▸ **RECORD EXTRACTS**:
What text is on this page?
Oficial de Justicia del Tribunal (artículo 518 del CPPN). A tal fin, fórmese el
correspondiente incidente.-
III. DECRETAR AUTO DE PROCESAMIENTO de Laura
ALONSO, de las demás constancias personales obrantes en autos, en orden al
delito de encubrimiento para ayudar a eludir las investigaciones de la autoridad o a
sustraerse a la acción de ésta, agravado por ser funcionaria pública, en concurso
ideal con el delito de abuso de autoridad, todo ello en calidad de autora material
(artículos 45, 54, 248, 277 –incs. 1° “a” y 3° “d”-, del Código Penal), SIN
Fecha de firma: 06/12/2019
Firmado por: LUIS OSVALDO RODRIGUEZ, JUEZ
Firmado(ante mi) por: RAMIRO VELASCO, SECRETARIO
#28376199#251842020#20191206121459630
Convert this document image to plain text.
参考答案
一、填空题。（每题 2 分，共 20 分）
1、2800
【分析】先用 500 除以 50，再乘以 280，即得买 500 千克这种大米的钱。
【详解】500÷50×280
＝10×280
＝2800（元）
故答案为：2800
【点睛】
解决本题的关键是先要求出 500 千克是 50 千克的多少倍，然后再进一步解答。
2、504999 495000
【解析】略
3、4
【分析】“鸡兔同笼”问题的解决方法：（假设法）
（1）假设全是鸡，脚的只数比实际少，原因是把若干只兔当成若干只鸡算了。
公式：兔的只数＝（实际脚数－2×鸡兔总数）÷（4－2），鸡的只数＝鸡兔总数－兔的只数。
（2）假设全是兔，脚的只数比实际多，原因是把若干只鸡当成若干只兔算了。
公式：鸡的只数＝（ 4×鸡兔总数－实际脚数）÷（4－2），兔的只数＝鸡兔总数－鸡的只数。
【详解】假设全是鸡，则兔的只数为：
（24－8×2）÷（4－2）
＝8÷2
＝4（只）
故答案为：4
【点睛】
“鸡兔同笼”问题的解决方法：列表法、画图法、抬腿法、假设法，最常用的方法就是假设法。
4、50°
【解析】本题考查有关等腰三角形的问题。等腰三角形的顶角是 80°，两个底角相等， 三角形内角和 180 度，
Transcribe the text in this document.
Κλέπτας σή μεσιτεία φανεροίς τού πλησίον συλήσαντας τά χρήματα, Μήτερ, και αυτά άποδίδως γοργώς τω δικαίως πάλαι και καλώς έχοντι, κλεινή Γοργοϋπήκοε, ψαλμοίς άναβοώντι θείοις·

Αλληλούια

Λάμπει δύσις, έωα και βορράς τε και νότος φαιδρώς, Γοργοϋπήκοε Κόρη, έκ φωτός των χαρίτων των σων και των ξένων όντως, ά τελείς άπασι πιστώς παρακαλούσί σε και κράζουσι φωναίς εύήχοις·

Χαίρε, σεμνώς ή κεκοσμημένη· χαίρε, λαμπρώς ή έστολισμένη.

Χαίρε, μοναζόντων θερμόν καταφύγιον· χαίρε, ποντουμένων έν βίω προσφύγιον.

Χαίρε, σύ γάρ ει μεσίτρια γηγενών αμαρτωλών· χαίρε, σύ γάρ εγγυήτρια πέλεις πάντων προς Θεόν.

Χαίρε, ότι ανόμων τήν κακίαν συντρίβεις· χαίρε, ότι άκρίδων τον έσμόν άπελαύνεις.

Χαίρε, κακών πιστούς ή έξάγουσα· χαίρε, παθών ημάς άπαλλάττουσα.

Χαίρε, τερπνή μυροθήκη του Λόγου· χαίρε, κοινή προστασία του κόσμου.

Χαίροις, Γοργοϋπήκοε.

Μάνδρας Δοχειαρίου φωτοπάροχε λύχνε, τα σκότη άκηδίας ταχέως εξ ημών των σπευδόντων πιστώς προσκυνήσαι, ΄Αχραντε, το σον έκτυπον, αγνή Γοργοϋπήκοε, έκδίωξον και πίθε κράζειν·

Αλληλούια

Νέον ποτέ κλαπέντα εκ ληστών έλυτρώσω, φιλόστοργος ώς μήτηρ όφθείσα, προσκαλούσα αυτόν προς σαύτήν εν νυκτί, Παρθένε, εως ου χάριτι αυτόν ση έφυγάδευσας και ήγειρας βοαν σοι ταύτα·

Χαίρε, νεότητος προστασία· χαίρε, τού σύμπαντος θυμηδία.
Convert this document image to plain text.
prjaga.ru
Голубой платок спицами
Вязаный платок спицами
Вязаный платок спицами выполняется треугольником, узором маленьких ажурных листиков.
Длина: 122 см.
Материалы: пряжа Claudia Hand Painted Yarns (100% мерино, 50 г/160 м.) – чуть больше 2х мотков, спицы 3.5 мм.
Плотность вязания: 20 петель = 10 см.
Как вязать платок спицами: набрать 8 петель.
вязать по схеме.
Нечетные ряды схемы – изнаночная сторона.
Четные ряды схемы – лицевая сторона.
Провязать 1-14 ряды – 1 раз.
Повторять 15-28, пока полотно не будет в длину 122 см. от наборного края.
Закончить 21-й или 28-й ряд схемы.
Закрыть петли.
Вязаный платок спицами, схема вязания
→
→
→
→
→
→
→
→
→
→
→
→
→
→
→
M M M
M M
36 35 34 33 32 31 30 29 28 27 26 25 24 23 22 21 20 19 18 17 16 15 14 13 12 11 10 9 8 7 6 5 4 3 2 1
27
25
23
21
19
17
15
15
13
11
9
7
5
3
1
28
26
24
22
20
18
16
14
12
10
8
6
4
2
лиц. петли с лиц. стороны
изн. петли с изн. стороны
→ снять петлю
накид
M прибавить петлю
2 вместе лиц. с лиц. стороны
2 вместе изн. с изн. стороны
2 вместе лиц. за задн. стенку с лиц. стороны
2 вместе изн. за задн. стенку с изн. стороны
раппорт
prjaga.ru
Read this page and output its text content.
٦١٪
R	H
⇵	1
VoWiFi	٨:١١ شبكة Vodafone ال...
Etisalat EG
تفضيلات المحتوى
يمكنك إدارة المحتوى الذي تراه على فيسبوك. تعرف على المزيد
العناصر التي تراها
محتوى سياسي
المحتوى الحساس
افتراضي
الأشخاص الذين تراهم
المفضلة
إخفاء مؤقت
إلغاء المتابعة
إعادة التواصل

▸ **WHAT THIS TASK INVOLVES**:
Return the full listing, character for character.

▸ **THE SOLUTION**:
What text is on this page?
Oficial de Justicia del Tribunal (artículo 518 del CPPN). A tal fin, fórmese el
correspondiente incidente.-
III. DECRETAR AUTO DE PROCESAMIENTO de Laura
ALONSO, de las demás constancias personales obrantes en autos, en orden al
delito de encubrimiento para ayudar a eludir las investigaciones de la autoridad o a
sustraerse a la acción de ésta, agravado por ser funcionaria pública, en concurso
ideal con el delito de abuso de autoridad, todo ello en calidad de autora material
(artículos 45, 54, 248, 277 –incs. 1° “a” y 3° “d”-, del Código Penal), SIN
Fecha de firma: 06/12/2019
Firmado por: LUIS OSVALDO RODRIGUEZ, JUEZ
Firmado(ante mi) por: RAMIRO VELASCO, SECRETARIO
#28376199#251842020#20191206121459630
Convert this document image to plain text.
参考答案
一、填空题。（每题 2 分，共 20 分）
1、2800
【分析】先用 500 除以 50，再乘以 280，即得买 500 千克这种大米的钱。
【详解】500÷50×280
＝10×280
＝2800（元）
故答案为：2800
【点睛】
解决本题的关键是先要求出 500 千克是 50 千克的多少倍，然后再进一步解答。
2、504999 495000
【解析】略
3、4
【分析】“鸡兔同笼”问题的解决方法：（假设法）
（1）假设全是鸡，脚的只数比实际少，原因是把若干只兔当成若干只鸡算了。
公式：兔的只数＝（实际脚数－2×鸡兔总数）÷（4－2），鸡的只数＝鸡兔总数－兔的只数。
（2）假设全是兔，脚的只数比实际多，原因是把若干只鸡当成若干只兔算了。
公式：鸡的只数＝（ 4×鸡兔总数－实际脚数）÷（4－2），兔的只数＝鸡兔总数－鸡的只数。
【详解】假设全是鸡，则兔的只数为：
（24－8×2）÷（4－2）
＝8÷2
＝4（只）
故答案为：4
【点睛】
“鸡兔同笼”问题的解决方法：列表法、画图法、抬腿法、假设法，最常用的方法就是假设法。
4、50°
【解析】本题考查有关等腰三角形的问题。等腰三角形的顶角是 80°，两个底角相等， 三角形内角和 180 度，
Transcribe the text in this document.
Κλέπτας σή μεσιτεία φανεροίς τού πλησίον συλήσαντας τά χρήματα, Μήτερ, και αυτά άποδίδως γοργώς τω δικαίως πάλαι και καλώς έχοντι, κλεινή Γοργοϋπήκοε, ψαλμοίς άναβοώντι θείοις·

Αλληλούια

Λάμπει δύσις, έωα και βορράς τε και νότος φαιδρώς, Γοργοϋπήκοε Κόρη, έκ φωτός των χαρίτων των σων και των ξένων όντως, ά τελείς άπασι πιστώς παρακαλούσί σε και κράζουσι φωναίς εύήχοις·

Χαίρε, σεμνώς ή κεκοσμημένη· χαίρε, λαμπρώς ή έστολισμένη.

Χαίρε, μοναζόντων θερμόν καταφύγιον· χαίρε, ποντουμένων έν βίω προσφύγιον.

Χαίρε, σύ γάρ ει μεσίτρια γηγενών αμαρτωλών· χαίρε, σύ γάρ εγγυήτρια πέλεις πάντων προς Θεόν.

Χαίρε, ότι ανόμων τήν κακίαν συντρίβεις· χαίρε, ότι άκρίδων τον έσμόν άπελαύνεις.

Χαίρε, κακών πιστούς ή έξάγουσα· χαίρε, παθών ημάς άπαλλάττουσα.

Χαίρε, τερπνή μυροθήκη του Λόγου· χαίρε, κοινή προστασία του κόσμου.

Χαίροις, Γοργοϋπήκοε.

Μάνδρας Δοχειαρίου φωτοπάροχε λύχνε, τα σκότη άκηδίας ταχέως εξ ημών των σπευδόντων πιστώς προσκυνήσαι, ΄Αχραντε, το σον έκτυπον, αγνή Γοργοϋπήκοε, έκδίωξον και πίθε κράζειν·

Αλληλούια

Νέον ποτέ κλαπέντα εκ ληστών έλυτρώσω, φιλόστοργος ώς μήτηρ όφθείσα, προσκαλούσα αυτόν προς σαύτήν εν νυκτί, Παρθένε, εως ου χάριτι αυτόν ση έφυγάδευσας και ήγειρας βοαν σοι ταύτα·

Χαίρε, νεότητος προστασία· χαίρε, τού σύμπαντος θυμηδία.
Convert this document image to plain text.
prjaga.ru
Голубой платок спицами
Вязаный платок спицами
Вязаный платок спицами выполняется треугольником, узором маленьких ажурных листиков.
Длина: 122 см.
Материалы: пряжа Claudia Hand Painted Yarns (100% мерино, 50 г/160 м.) – чуть больше 2х мотков, спицы 3.5 мм.
Плотность вязания: 20 петель = 10 см.
Как вязать платок спицами: набрать 8 петель.
вязать по схеме.
Нечетные ряды схемы – изнаночная сторона.
Четные ряды схемы – лицевая сторона.
Провязать 1-14 ряды – 1 раз.
Повторять 15-28, пока полотно не будет в длину 122 см. от наборного края.
Закончить 21-й или 28-й ряд схемы.
Закрыть петли.
Вязаный платок спицами, схема вязания
→
→
→
→
→
→
→
→
→
→
→
→
→
→
→
M M M
M M
36 35 34 33 32 31 30 29 28 27 26 25 24 23 22 21 20 19 18 17 16 15 14 13 12 11 10 9 8 7 6 5 4 3 2 1
27
25
23
21
19
17
15
15
13
11
9
7
5
3
1
28
26
24
22
20
18
16
14
12
10
8
6
4
2
лиц. петли с лиц. стороны
изн. петли с изн. стороны
→ снять петлю
накид
M прибавить петлю
2 вместе лиц. с лиц. стороны
2 вместе изн. с изн. стороны
2 вместе лиц. за задн. стенку с лиц. стороны
2 вместе изн. за задн. стенку с изн. стороны
раппорт
prjaga.ru
Read this page and output its text content.
٦١٪
R	H
⇵	1
VoWiFi	٨:١١ شبكة Vodafone ال...
Etisalat EG
تفضيلات المحتوى
يمكنك إدارة المحتوى الذي تراه على فيسبوك. تعرف على المزيد
العناصر التي تراها
محتوى سياسي
المحتوى الحساس
افتراضي
الأشخاص الذين تراهم
المفضلة
إخفاء مؤقت
إلغاء المتابعة
إعادة التواصل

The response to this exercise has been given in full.